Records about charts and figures
========================================================================
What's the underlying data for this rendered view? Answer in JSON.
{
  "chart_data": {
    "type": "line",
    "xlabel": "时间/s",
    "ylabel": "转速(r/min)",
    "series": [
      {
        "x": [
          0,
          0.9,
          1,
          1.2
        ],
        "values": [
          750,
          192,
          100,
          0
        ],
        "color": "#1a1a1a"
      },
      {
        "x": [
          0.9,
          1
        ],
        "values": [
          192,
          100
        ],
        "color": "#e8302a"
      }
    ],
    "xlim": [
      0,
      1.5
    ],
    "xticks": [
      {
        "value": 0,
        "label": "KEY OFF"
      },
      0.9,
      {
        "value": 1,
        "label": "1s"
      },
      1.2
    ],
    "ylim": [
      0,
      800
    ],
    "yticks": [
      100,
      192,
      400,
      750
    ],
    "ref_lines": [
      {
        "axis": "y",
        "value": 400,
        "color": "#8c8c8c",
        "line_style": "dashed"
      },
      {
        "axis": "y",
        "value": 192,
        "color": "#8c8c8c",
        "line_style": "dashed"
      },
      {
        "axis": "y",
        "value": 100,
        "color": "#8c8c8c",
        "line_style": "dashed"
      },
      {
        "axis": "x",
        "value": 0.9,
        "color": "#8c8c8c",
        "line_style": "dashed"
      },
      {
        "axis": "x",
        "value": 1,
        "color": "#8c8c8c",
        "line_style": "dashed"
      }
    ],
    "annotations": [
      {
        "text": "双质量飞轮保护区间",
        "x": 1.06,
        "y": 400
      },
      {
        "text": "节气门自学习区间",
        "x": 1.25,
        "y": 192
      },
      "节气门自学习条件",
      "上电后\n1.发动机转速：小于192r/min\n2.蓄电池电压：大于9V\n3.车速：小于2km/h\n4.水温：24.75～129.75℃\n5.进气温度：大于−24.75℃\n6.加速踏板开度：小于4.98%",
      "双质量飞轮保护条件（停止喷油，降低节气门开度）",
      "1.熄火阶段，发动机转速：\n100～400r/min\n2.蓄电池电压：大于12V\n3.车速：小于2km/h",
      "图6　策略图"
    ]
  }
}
========================================================================
#### [Problem requirements]
Reproduce all of the entries word for word.

#### [Result below]
What's the underlying data for this rendered view? Answer in JSON.
{
  "chart_data": {
    "type": "line",
    "xlabel": "时间/s",
    "ylabel": "转速(r/min)",
    "series": [
      {
        "x": [
          0,
          0.9,
          1,
          1.2
        ],
        "values": [
          750,
          192,
          100,
          0
        ],
        "color": "#1a1a1a"
      },
      {
        "x": [
          0.9,
          1
        ],
        "values": [
          192,
          100
        ],
        "color": "#e8302a"
      }
    ],
    "xlim": [
      0,
      1.5
    ],
    "xticks": [
      {
        "value": 0,
        "label": "KEY OFF"
      },
      0.9,
      {
        "value": 1,
        "label": "1s"
      },
      1.2
    ],
    "ylim": [
      0,
      800
    ],
    "yticks": [
      100,
      192,
      400,
      750
    ],
    "ref_lines": [
      {
        "axis": "y",
        "value": 400,
        "color": "#8c8c8c",
        "line_style": "dashed"
      },
      {
        "axis": "y",
        "value": 192,
        "color": "#8c8c8c",
        "line_style": "dashed"
      },
      {
        "axis": "y",
        "value": 100,
        "color": "#8c8c8c",
        "line_style": "dashed"
      },
      {
        "axis": "x",
        "value": 0.9,
        "color": "#8c8c8c",
        "line_style": "dashed"
      },
      {
        "axis": "x",
        "value": 1,
        "color": "#8c8c8c",
        "line_style": "dashed"
      }
    ],
    "annotations": [
      {
        "text": "双质量飞轮保护区间",
        "x": 1.06,
        "y": 400
      },
      {
        "text": "节气门自学习区间",
        "x": 1.25,
        "y": 192
      },
      "节气门自学习条件",
      "上电后\n1.发动机转速：小于192r/min\n2.蓄电池电压：大于9V\n3.车速：小于2km/h\n4.水温：24.75～129.75℃\n5.进气温度：大于−24.75℃\n6.加速踏板开度：小于4.98%",
      "双质量飞轮保护条件（停止喷油，降低节气门开度）",
      "1.熄火阶段，发动机转速：\n100～400r/min\n2.蓄电池电压：大于12V\n3.车速：小于2km/h",
      "图6　策略图"
    ]
  }
}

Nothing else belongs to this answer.